EXERCISE
Output the full listing below exactly, without the pictures.

SUPPLIED RECORDS
......
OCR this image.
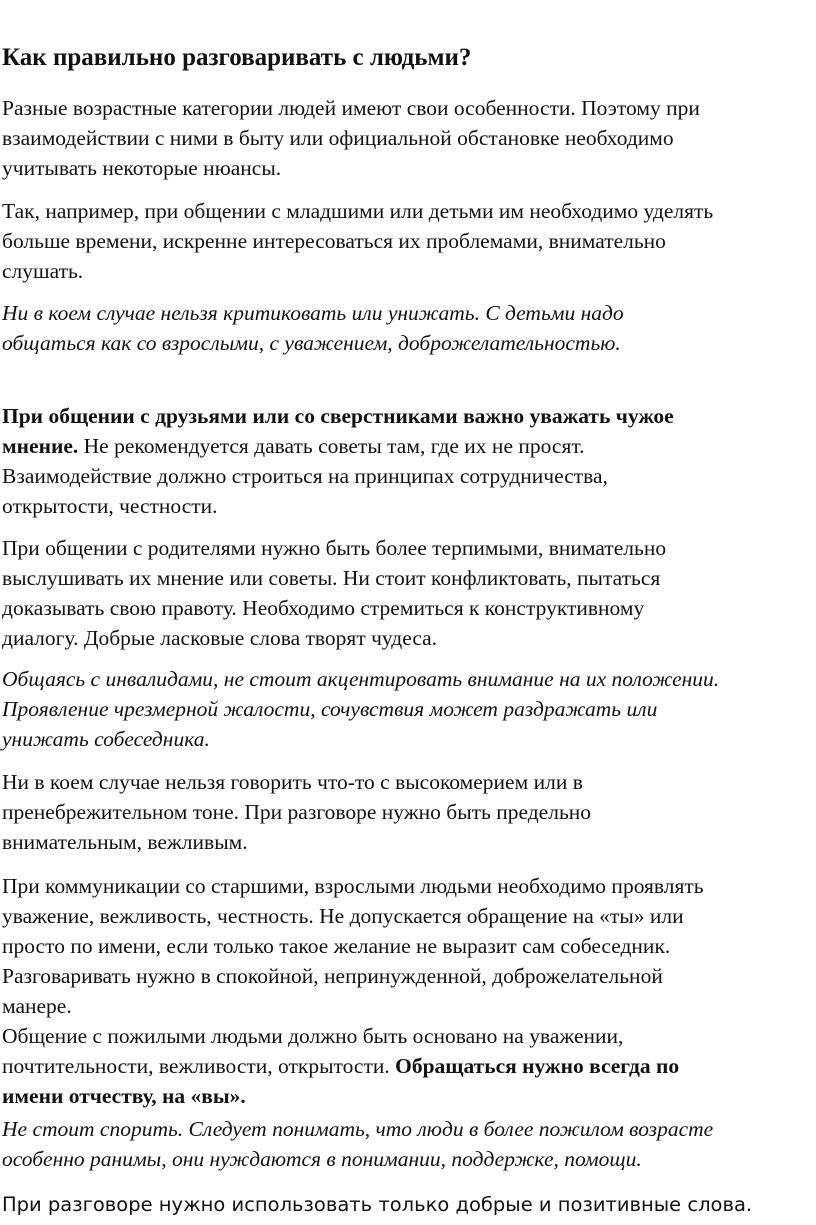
Как правильно разговаривать с людьми?

Разные возрастные категории людей имеют свои особенности. Поэтому при
взаимодействии с ними в быту или официальной обстановке необходимо
учитывать некоторые нюансы.

Так, например, при общении с младшими или детьми им необходимо уделять
больше времени, искренне интересоваться их проблемами, внимательно
слушать.

Ни в коем случае нельзя критиковать или унижать. С детьми надо
общаться как со взрослыми, с уважением, доброжелательностью.

При общении с друзьями или со сверстниками важно уважать чужое
мнение. Не рекомендуется давать советы там, где их не просят.
Взаимодействие должно строиться на принципах сотрудничества,
открытости, честности.

При общении с родителями нужно быть более терпимыми, внимательно
выслушивать их мнение или советы. Ни стоит конфликтовать, пытаться
доказывать свою правоту. Необходимо стремиться к конструктивному
диалогу. Добрые ласковые слова творят чудеса.

Общаясь с инвалидами, не стоит акцентировать внимание на их положении.
Проявление чрезмерной жалости, сочувствия может раздражать или
унижать собеседника.

Ни в коем случае нельзя говорить что-то с высокомерием или в
пренебрежительном тоне. При разговоре нужно быть предельно
внимательным, вежливым.

При коммуникации со старшими, взрослыми людьми необходимо проявлять
уважение, вежливость, честность. Не допускается обращение на «ты» или
просто по имени, если только такое желание не выразит сам собеседник.
Разговаривать нужно в спокойной, непринужденной, доброжелательной
манере.
Общение с пожилыми людьми должно быть основано на уважении,
почтительности, вежливости, открытости. Обращаться нужно всегда по
имени отчеству, на «вы».

Не стоит спорить. Следует понимать, что люди в более пожилом возрасте
особенно ранимы, они нуждаются в понимании, поддержке, помощи.

При разговоре нужно использовать только добрые и позитивные слова.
......
RESPONSE FOR THIS EXERCISE
OCR this image.
Как правильно разговаривать с людьми?

Разные возрастные категории людей имеют свои особенности. Поэтому при
взаимодействии с ними в быту или официальной обстановке необходимо
учитывать некоторые нюансы.

Так, например, при общении с младшими или детьми им необходимо уделять
больше времени, искренне интересоваться их проблемами, внимательно
слушать.

Ни в коем случае нельзя критиковать или унижать. С детьми надо
общаться как со взрослыми, с уважением, доброжелательностью.

При общении с друзьями или со сверстниками важно уважать чужое
мнение. Не рекомендуется давать советы там, где их не просят.
Взаимодействие должно строиться на принципах сотрудничества,
открытости, честности.

При общении с родителями нужно быть более терпимыми, внимательно
выслушивать их мнение или советы. Ни стоит конфликтовать, пытаться
доказывать свою правоту. Необходимо стремиться к конструктивному
диалогу. Добрые ласковые слова творят чудеса.

Общаясь с инвалидами, не стоит акцентировать внимание на их положении.
Проявление чрезмерной жалости, сочувствия может раздражать или
унижать собеседника.

Ни в коем случае нельзя говорить что-то с высокомерием или в
пренебрежительном тоне. При разговоре нужно быть предельно
внимательным, вежливым.

При коммуникации со старшими, взрослыми людьми необходимо проявлять
уважение, вежливость, честность. Не допускается обращение на «ты» или
просто по имени, если только такое желание не выразит сам собеседник.
Разговаривать нужно в спокойной, непринужденной, доброжелательной
манере.
Общение с пожилыми людьми должно быть основано на уважении,
почтительности, вежливости, открытости. Обращаться нужно всегда по
имени отчеству, на «вы».

Не стоит спорить. Следует понимать, что люди в более пожилом возрасте
особенно ранимы, они нуждаются в понимании, поддержке, помощи.

При разговоре нужно использовать только добрые и позитивные слова.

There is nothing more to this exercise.